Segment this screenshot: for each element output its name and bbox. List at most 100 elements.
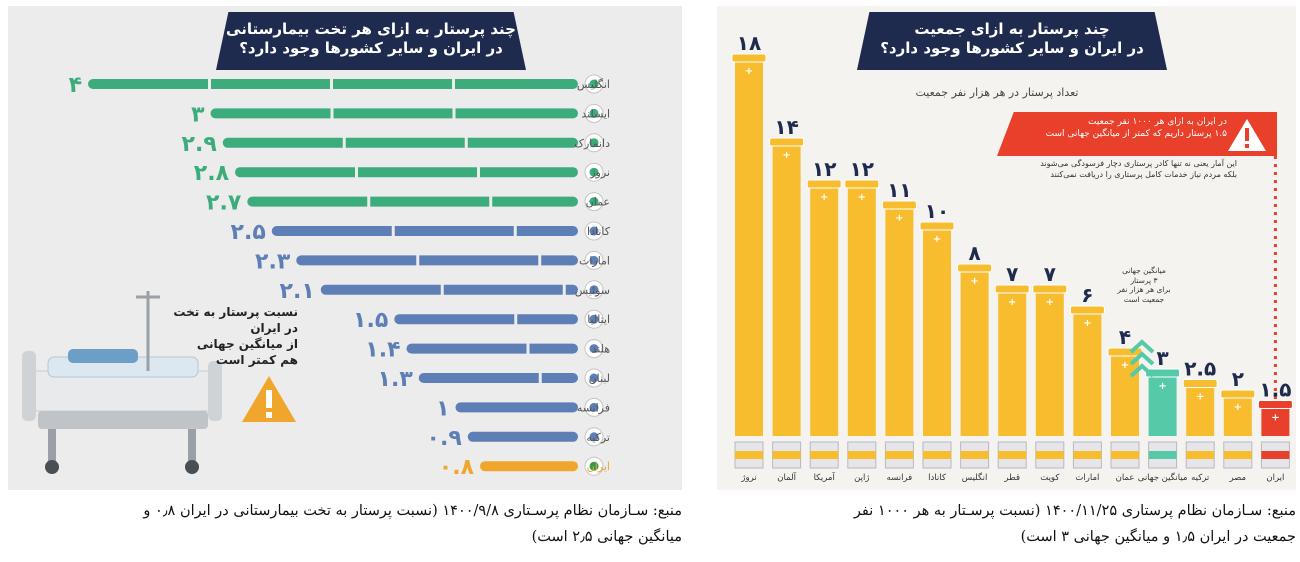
left-chart-title: چند پرستار به ازای هر تخت بیمارستانی در …: [216, 12, 526, 70]
flag-center: [589, 167, 599, 177]
bar: [810, 184, 839, 436]
bar-segment-gap: [514, 313, 518, 326]
bar: [923, 226, 951, 436]
value-label: ۲.۱: [280, 279, 315, 304]
category-label: امارات: [579, 254, 610, 267]
left-caption-line1: منبع: سـازمان نظام پرسـتاری ۱۴۰۰/۹/۸ (نس…: [143, 503, 682, 519]
bar-plus-mark: +: [1234, 402, 1242, 413]
category-label: عمان: [586, 196, 610, 209]
bar: [455, 402, 578, 413]
flag-stripe: [1111, 451, 1139, 459]
bar-cap: [844, 179, 880, 189]
value-label: ۱۰: [925, 199, 949, 223]
value-label: ۱۲: [850, 157, 874, 181]
bar-segment-gap: [526, 342, 530, 355]
left-bar-chart: ۴ انگلیس ۳ ایسلند ۲.۹ دانمارک ۲.۸ نروژ ۲.۷ عمان ۲.…: [69, 73, 611, 480]
category-label: انگلیس: [962, 472, 988, 483]
flag-center: [589, 108, 599, 118]
category-label: نروژ: [589, 166, 610, 179]
bar-segment-gap: [538, 372, 542, 384]
flag-stripe: [1035, 451, 1064, 459]
bar-cap: [1257, 400, 1293, 409]
value-label: ۲.۵: [231, 220, 266, 245]
flag-center: [589, 79, 599, 89]
bar-plus-mark: +: [1121, 360, 1129, 371]
flag-center: [589, 138, 599, 148]
bed-note-line: در ایران: [250, 321, 298, 335]
flag-center: [589, 285, 599, 295]
note-text: این آمار یعنی نه تنها کادر پرستاری دچار …: [987, 158, 1237, 180]
category-label: آمریکا: [814, 471, 836, 483]
alert-text: در ایران به ازای هر ۱۰۰۰ نفر جمعیت ۱.۵ پ…: [1017, 116, 1227, 140]
note-line: بلکه مردم نیاز خدمات کامل پرستاری را دری…: [1050, 170, 1237, 179]
flag-center: [589, 344, 599, 354]
bar-cap: [881, 200, 917, 210]
value-label: ۷: [1006, 262, 1018, 286]
category-label: انگلیس: [577, 78, 610, 91]
avg-note-line: جمعیت است: [1123, 294, 1165, 304]
right-bar-chart: +۱۸ نروژ +۱۴ آلمان +۱۲ آمریکا +۱۲ ژاپن +۱۱ فرانسه…: [731, 31, 1293, 483]
right-chart-title: چند پرستار به ازای جمعیت در ایران و سایر…: [857, 12, 1167, 70]
chevron-up-icon: [1129, 339, 1155, 378]
flag-stripe: [772, 451, 801, 459]
bar-cap: [1069, 305, 1105, 315]
left-title-line1: چند پرستار به ازای هر تخت بیمارستانی: [226, 20, 516, 38]
bar: [247, 196, 578, 207]
bar: [222, 137, 578, 148]
category-label: میانگین جهانی: [1138, 472, 1188, 483]
bar: [418, 373, 578, 383]
value-label: ۲.۳: [255, 249, 291, 274]
bar-segment-gap: [391, 225, 395, 237]
value-label: ۱۸: [737, 31, 761, 55]
bar-cap: [769, 137, 805, 147]
category-label: ژاپن: [854, 473, 869, 483]
bar: [235, 167, 578, 178]
bar: [296, 255, 578, 266]
value-label: ۱: [436, 396, 449, 421]
category-label: کانادا: [587, 225, 611, 238]
value-label: ۴: [69, 73, 82, 98]
bed-note-line: از میانگین جهانی: [196, 337, 298, 351]
bar: [480, 461, 578, 472]
value-label: ۱۲: [812, 157, 836, 181]
category-label: ترکیه: [1191, 473, 1210, 483]
left-caption-line2: میانگین جهانی ۲٫۵ است): [531, 529, 682, 545]
flag-center: [589, 461, 599, 471]
bar-cap: [731, 53, 767, 63]
bar-cap: [957, 263, 993, 273]
bar-segment-gap: [330, 107, 334, 120]
flag-center: [589, 314, 599, 324]
bar-plus-mark: +: [1008, 297, 1016, 308]
bar-plus-mark: +: [1158, 381, 1166, 392]
bar-segment-gap: [440, 283, 444, 296]
bar-cap: [1182, 379, 1218, 388]
bar: [1073, 310, 1102, 436]
bar-segment-gap: [538, 254, 542, 267]
value-label: ۱۴: [774, 115, 798, 139]
bar-plus-mark: +: [745, 66, 753, 77]
bar-plus-mark: +: [782, 150, 790, 161]
value-label: ۱۱: [887, 178, 911, 202]
bar: [847, 184, 876, 436]
right-title-line2: در ایران و سایر کشورها وجود دارد؟: [880, 38, 1144, 57]
bar-cap: [1220, 389, 1256, 399]
bar: [1261, 404, 1290, 436]
left-title-line2: در ایران و سایر کشورها وجود دارد؟: [239, 38, 503, 57]
world-average-note: میانگین جهانی ۳ پرستار برای هر هزار نفر …: [1109, 266, 1179, 304]
category-label: سوئیس: [575, 284, 610, 297]
bar: [960, 268, 989, 436]
bed-note: نسبت پرستار به تخت در ایران از میانگین ج…: [158, 304, 298, 368]
right-caption-line2: جمعیت در ایران ۱٫۵ و میانگین جهانی ۳ است…: [1020, 529, 1296, 545]
bar-plus-mark: +: [1196, 392, 1204, 403]
category-label: ایران: [587, 460, 610, 473]
value-label: ۴: [1119, 325, 1131, 349]
bar: [1035, 289, 1064, 436]
bar-segment-gap: [355, 166, 358, 179]
bar-plus-mark: +: [895, 213, 903, 224]
bar-plus-mark: +: [1083, 318, 1091, 329]
flag-center: [589, 226, 599, 236]
flag-center: [589, 197, 599, 207]
bar-segment-gap: [208, 78, 211, 90]
bed-note-line: نسبت پرستار به تخت: [173, 305, 298, 319]
flag-stripe: [847, 451, 876, 459]
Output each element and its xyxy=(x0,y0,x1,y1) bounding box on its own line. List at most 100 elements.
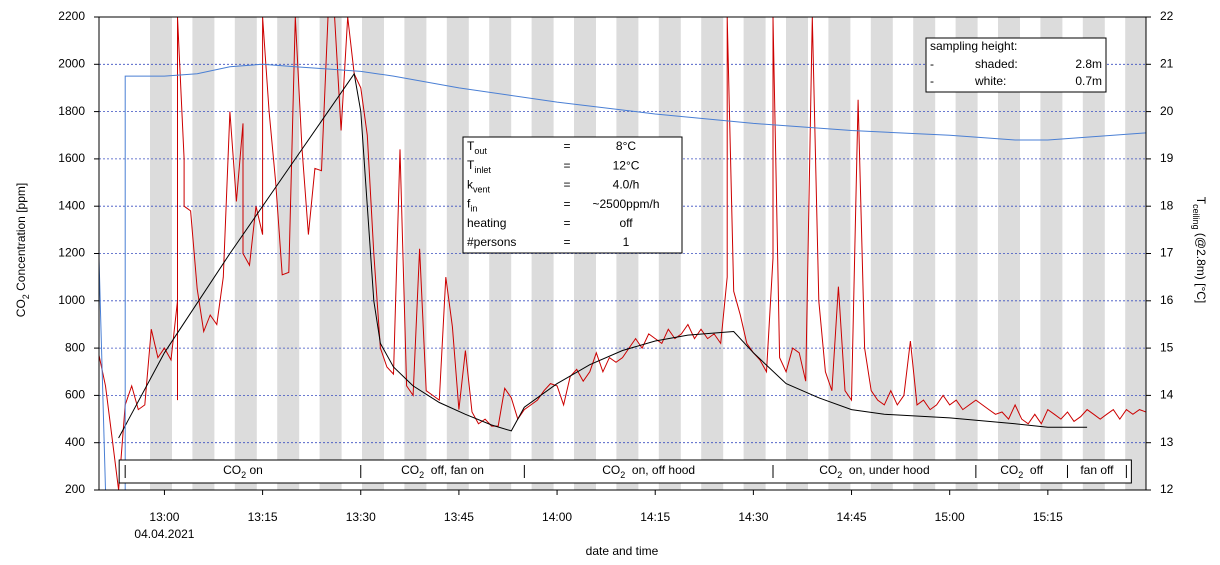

* _Exercise aim_
List every line of the records above that contains the string "پرستاری", copying each line in full.

* _Correct response_
note-text: این آمار یعنی نه تنها کادر پرستاری دچار …: [987, 158, 1237, 180]
note-line: بلکه مردم نیاز خدمات کامل پرستاری را دری…: [1050, 170, 1237, 179]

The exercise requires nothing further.